▶ _Set problem_:
Output the records exactly as they appear, with no pictures included.

▶ _Dataset rows about figures_:
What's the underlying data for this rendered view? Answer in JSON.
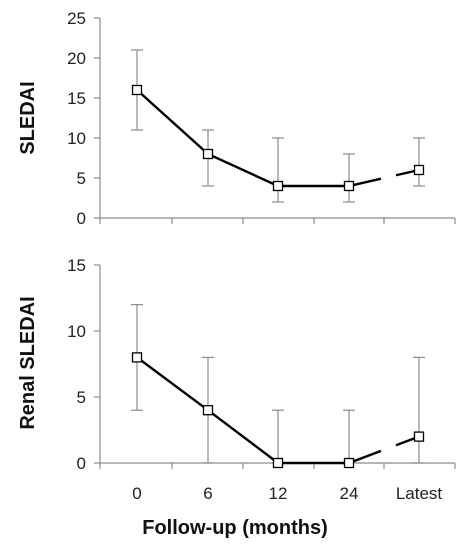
{
  "chart_data": [
    {
      "type": "line",
      "ylabel": "SLEDAI",
      "ylim": [
        0,
        25
      ],
      "yticks": [
        0,
        5,
        10,
        15,
        20,
        25
      ],
      "categories": [
        "0",
        "6",
        "12",
        "24",
        "Latest"
      ],
      "series": [
        {
          "values": [
            16,
            8,
            4,
            4,
            6
          ],
          "error_low": [
            11,
            4,
            2,
            2,
            4
          ],
          "error_high": [
            21,
            11,
            10,
            8,
            10
          ]
        }
      ],
      "broken_before_last": true,
      "grid": false
    },
    {
      "type": "line",
      "ylabel": "Renal SLEDAI",
      "ylim": [
        0,
        15
      ],
      "yticks": [
        0,
        5,
        10,
        15
      ],
      "categories": [
        "0",
        "6",
        "12",
        "24",
        "Latest"
      ],
      "series": [
        {
          "values": [
            8,
            4,
            0,
            0,
            2
          ],
          "error_low": [
            4,
            0,
            0,
            0,
            0
          ],
          "error_high": [
            12,
            8,
            4,
            4,
            8
          ]
        }
      ],
      "broken_before_last": true,
      "grid": false
    }
  ],
  "xlabel": "Follow-up (months)",
  "colors": {
    "line": "#000000",
    "errorbar": "#8c8c8c",
    "axis": "#8c8c8c",
    "marker_fill": "#ffffff"
  }
}
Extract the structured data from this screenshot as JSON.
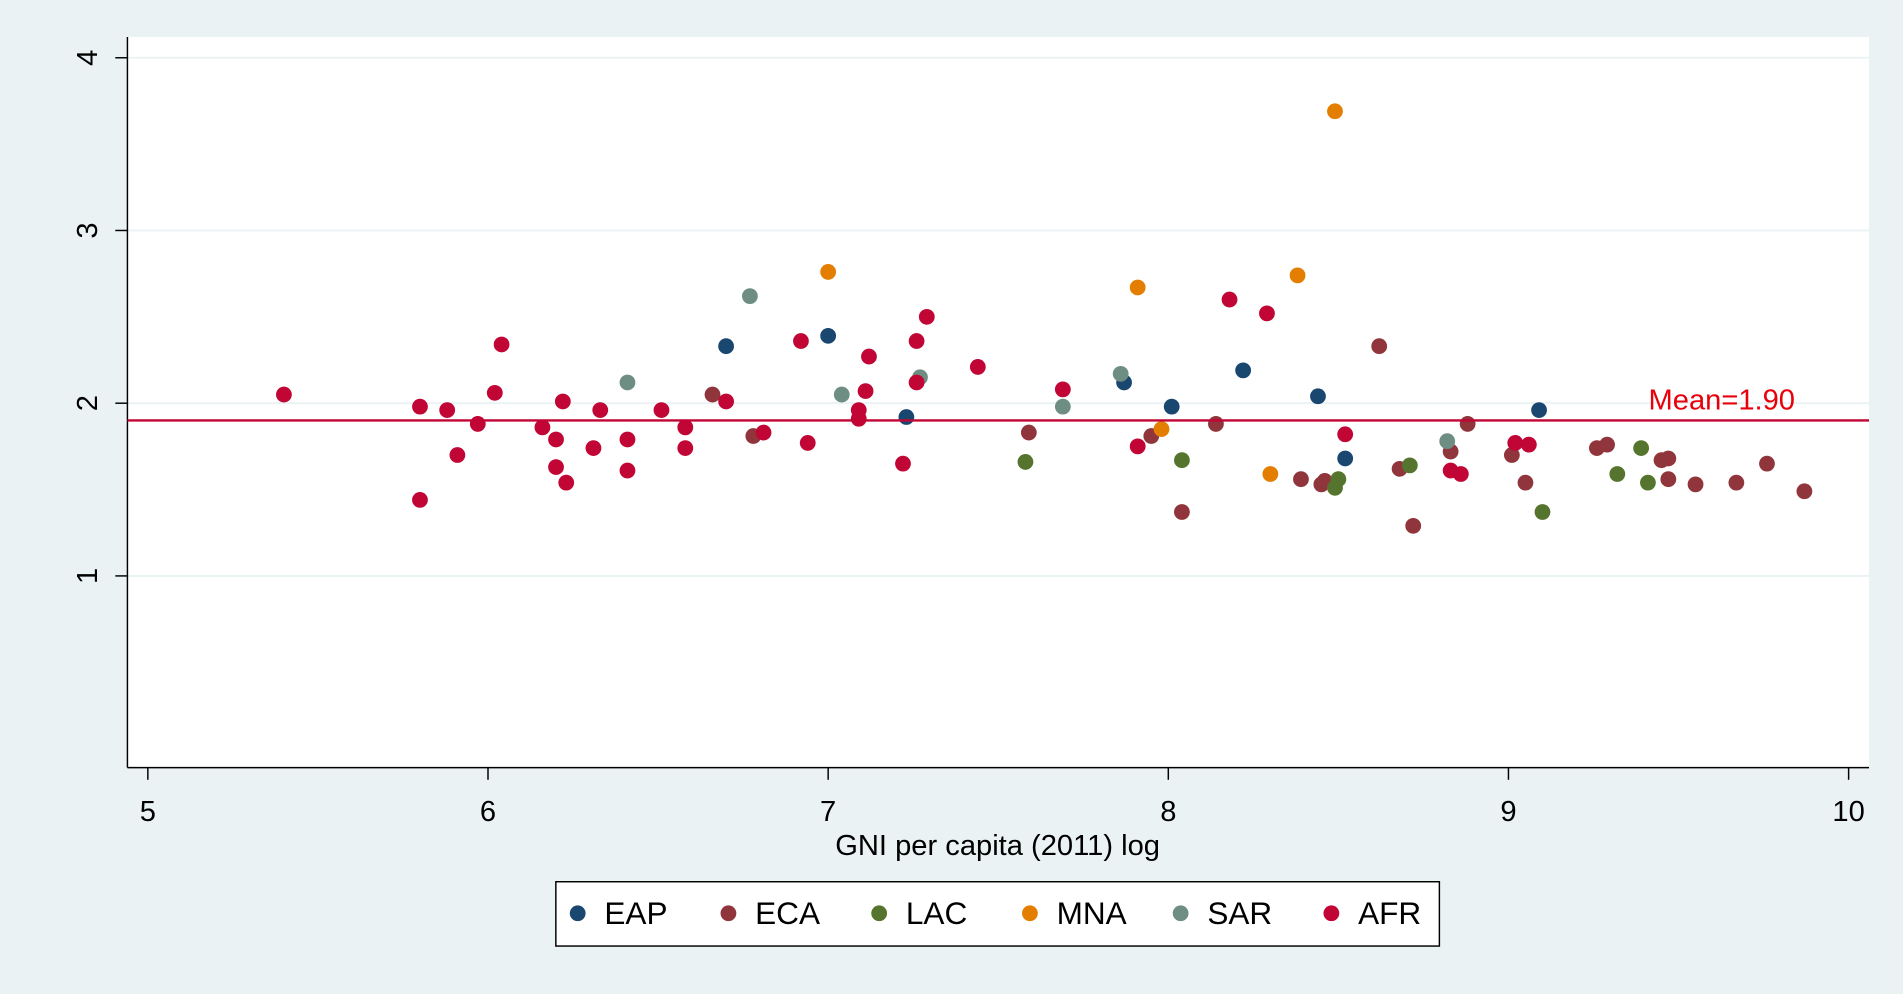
{
  "chart_data": {
    "type": "scatter",
    "x_label": "GNI per capita (2011) log",
    "xlim": [
      4.94,
      10.06
    ],
    "xticks": [
      5,
      6,
      7,
      8,
      9,
      10
    ],
    "ylim": [
      -0.11,
      4.12
    ],
    "yticks": [
      1,
      2,
      3,
      4
    ],
    "grid": true,
    "legend": "bottom",
    "mean_line": {
      "value": 1.9,
      "label": "Mean=1.90",
      "color": "#c10534",
      "label_color": "#e8000b"
    },
    "series": [
      {
        "name": "EAP",
        "color": "#1a476f",
        "x": [
          6.7,
          7.0,
          7.23,
          7.87,
          8.01,
          8.22,
          8.44,
          8.52,
          9.09
        ],
        "values": [
          2.33,
          2.39,
          1.92,
          2.12,
          1.98,
          2.19,
          2.04,
          1.68,
          1.96
        ]
      },
      {
        "name": "ECA",
        "color": "#90353b",
        "x": [
          6.66,
          6.78,
          7.59,
          7.95,
          8.04,
          8.14,
          8.39,
          8.45,
          8.46,
          8.62,
          8.68,
          8.72,
          8.83,
          8.88,
          9.01,
          9.05,
          9.26,
          9.29,
          9.45,
          9.47,
          9.47,
          9.55,
          9.67,
          9.76,
          9.87
        ],
        "values": [
          2.05,
          1.81,
          1.83,
          1.81,
          1.37,
          1.88,
          1.56,
          1.53,
          1.55,
          2.33,
          1.62,
          1.29,
          1.72,
          1.88,
          1.7,
          1.54,
          1.74,
          1.76,
          1.67,
          1.68,
          1.56,
          1.53,
          1.54,
          1.65,
          1.49
        ]
      },
      {
        "name": "LAC",
        "color": "#55752f",
        "x": [
          7.58,
          8.04,
          8.49,
          8.5,
          8.71,
          9.1,
          9.32,
          9.39,
          9.41
        ],
        "values": [
          1.66,
          1.67,
          1.51,
          1.56,
          1.64,
          1.37,
          1.59,
          1.74,
          1.54
        ]
      },
      {
        "name": "MNA",
        "color": "#e37e00",
        "x": [
          7.0,
          7.91,
          7.98,
          8.3,
          8.38,
          8.49
        ],
        "values": [
          2.76,
          2.67,
          1.85,
          1.59,
          2.74,
          3.69
        ]
      },
      {
        "name": "SAR",
        "color": "#6e8e84",
        "x": [
          6.41,
          6.77,
          7.04,
          7.27,
          7.69,
          7.86,
          8.82
        ],
        "values": [
          2.12,
          2.62,
          2.05,
          2.15,
          1.98,
          2.17,
          1.78
        ]
      },
      {
        "name": "AFR",
        "color": "#c10534",
        "x": [
          5.4,
          5.8,
          5.8,
          5.88,
          5.91,
          5.97,
          6.02,
          6.04,
          6.16,
          6.2,
          6.2,
          6.22,
          6.23,
          6.31,
          6.33,
          6.41,
          6.41,
          6.51,
          6.58,
          6.58,
          6.7,
          6.81,
          6.92,
          6.94,
          7.09,
          7.09,
          7.11,
          7.12,
          7.22,
          7.26,
          7.26,
          7.29,
          7.44,
          7.69,
          7.91,
          8.18,
          8.29,
          8.52,
          8.83,
          8.86,
          9.02,
          9.06
        ],
        "values": [
          2.05,
          1.98,
          1.44,
          1.96,
          1.7,
          1.88,
          2.06,
          2.34,
          1.86,
          1.79,
          1.63,
          2.01,
          1.54,
          1.74,
          1.96,
          1.79,
          1.61,
          1.96,
          1.86,
          1.74,
          2.01,
          1.83,
          2.36,
          1.77,
          1.96,
          1.91,
          2.07,
          2.27,
          1.65,
          2.36,
          2.12,
          2.5,
          2.21,
          2.08,
          1.75,
          2.6,
          2.52,
          1.82,
          1.61,
          1.59,
          1.77,
          1.76
        ]
      }
    ]
  }
}
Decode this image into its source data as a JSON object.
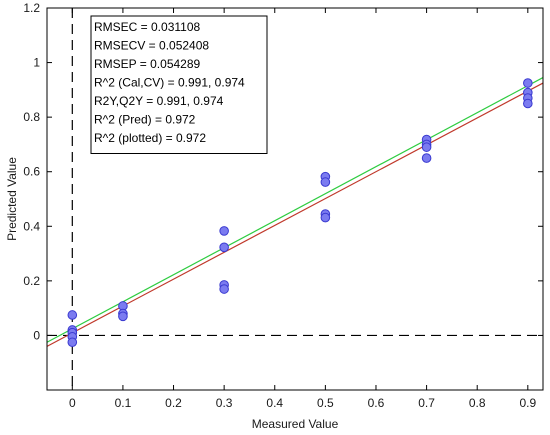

▶ _Solution to this task_:
What's the underlying data for this rendered view? Answer in JSON.
{
  "chart_data": [
    {
      "type": "line",
      "ylabel": "SLEDAI",
      "ylim": [
        0,
        25
      ],
      "yticks": [
        0,
        5,
        10,
        15,
        20,
        25
      ],
      "categories": [
        "0",
        "6",
        "12",
        "24",
        "Latest"
      ],
      "series": [
        {
          "values": [
            16,
            8,
            4,
            4,
            6
          ],
          "error_low": [
            11,
            4,
            2,
            2,
            4
          ],
          "error_high": [
            21,
            11,
            10,
            8,
            10
          ]
        }
      ],
      "broken_before_last": true,
      "grid": false
    },
    {
      "type": "line",
      "ylabel": "Renal SLEDAI",
      "ylim": [
        0,
        15
      ],
      "yticks": [
        0,
        5,
        10,
        15
      ],
      "categories": [
        "0",
        "6",
        "12",
        "24",
        "Latest"
      ],
      "series": [
        {
          "values": [
            8,
            4,
            0,
            0,
            2
          ],
          "error_low": [
            4,
            0,
            0,
            0,
            0
          ],
          "error_high": [
            12,
            8,
            4,
            4,
            8
          ]
        }
      ],
      "broken_before_last": true,
      "grid": false
    }
  ],
  "xlabel": "Follow-up (months)",
  "colors": {
    "line": "#000000",
    "errorbar": "#8c8c8c",
    "axis": "#8c8c8c",
    "marker_fill": "#ffffff"
  }
}
Extract the structured data from this screenshot as JSON.
{
  "chart_data": {
    "type": "scatter",
    "x_label": "GNI per capita (2011) log",
    "xlim": [
      4.94,
      10.06
    ],
    "xticks": [
      5,
      6,
      7,
      8,
      9,
      10
    ],
    "ylim": [
      -0.11,
      4.12
    ],
    "yticks": [
      1,
      2,
      3,
      4
    ],
    "grid": true,
    "legend": "bottom",
    "mean_line": {
      "value": 1.9,
      "label": "Mean=1.90",
      "color": "#c10534",
      "label_color": "#e8000b"
    },
    "series": [
      {
        "name": "EAP",
        "color": "#1a476f",
        "x": [
          6.7,
          7.0,
          7.23,
          7.87,
          8.01,
          8.22,
          8.44,
          8.52,
          9.09
        ],
        "values": [
          2.33,
          2.39,
          1.92,
          2.12,
          1.98,
          2.19,
          2.04,
          1.68,
          1.96
        ]
      },
      {
        "name": "ECA",
        "color": "#90353b",
        "x": [
          6.66,
          6.78,
          7.59,
          7.95,
          8.04,
          8.14,
          8.39,
          8.45,
          8.46,
          8.62,
          8.68,
          8.72,
          8.83,
          8.88,
          9.01,
          9.05,
          9.26,
          9.29,
          9.45,
          9.47,
          9.47,
          9.55,
          9.67,
          9.76,
          9.87
        ],
        "values": [
          2.05,
          1.81,
          1.83,
          1.81,
          1.37,
          1.88,
          1.56,
          1.53,
          1.55,
          2.33,
          1.62,
          1.29,
          1.72,
          1.88,
          1.7,
          1.54,
          1.74,
          1.76,
          1.67,
          1.68,
          1.56,
          1.53,
          1.54,
          1.65,
          1.49
        ]
      },
      {
        "name": "LAC",
        "color": "#55752f",
        "x": [
          7.58,
          8.04,
          8.49,
          8.5,
          8.71,
          9.1,
          9.32,
          9.39,
          9.41
        ],
        "values": [
          1.66,
          1.67,
          1.51,
          1.56,
          1.64,
          1.37,
          1.59,
          1.74,
          1.54
        ]
      },
      {
        "name": "MNA",
        "color": "#e37e00",
        "x": [
          7.0,
          7.91,
          7.98,
          8.3,
          8.38,
          8.49
        ],
        "values": [
          2.76,
          2.67,
          1.85,
          1.59,
          2.74,
          3.69
        ]
      },
      {
        "name": "SAR",
        "color": "#6e8e84",
        "x": [
          6.41,
          6.77,
          7.04,
          7.27,
          7.69,
          7.86,
          8.82
        ],
        "values": [
          2.12,
          2.62,
          2.05,
          2.15,
          1.98,
          2.17,
          1.78
        ]
      },
      {
        "name": "AFR",
        "color": "#c10534",
        "x": [
          5.4,
          5.8,
          5.8,
          5.88,
          5.91,
          5.97,
          6.02,
          6.04,
          6.16,
          6.2,
          6.2,
          6.22,
          6.23,
          6.31,
          6.33,
          6.41,
          6.41,
          6.51,
          6.58,
          6.58,
          6.7,
          6.81,
          6.92,
          6.94,
          7.09,
          7.09,
          7.11,
          7.12,
          7.22,
          7.26,
          7.26,
          7.29,
          7.44,
          7.69,
          7.91,
          8.18,
          8.29,
          8.52,
          8.83,
          8.86,
          9.02,
          9.06
        ],
        "values": [
          2.05,
          1.98,
          1.44,
          1.96,
          1.7,
          1.88,
          2.06,
          2.34,
          1.86,
          1.79,
          1.63,
          2.01,
          1.54,
          1.74,
          1.96,
          1.79,
          1.61,
          1.96,
          1.86,
          1.74,
          2.01,
          1.83,
          2.36,
          1.77,
          1.96,
          1.91,
          2.07,
          2.27,
          1.65,
          2.36,
          2.12,
          2.5,
          2.21,
          2.08,
          1.75,
          2.6,
          2.52,
          1.82,
          1.61,
          1.59,
          1.77,
          1.76
        ]
      }
    ]
  }
}
Decode this image into its source data as a JSON object.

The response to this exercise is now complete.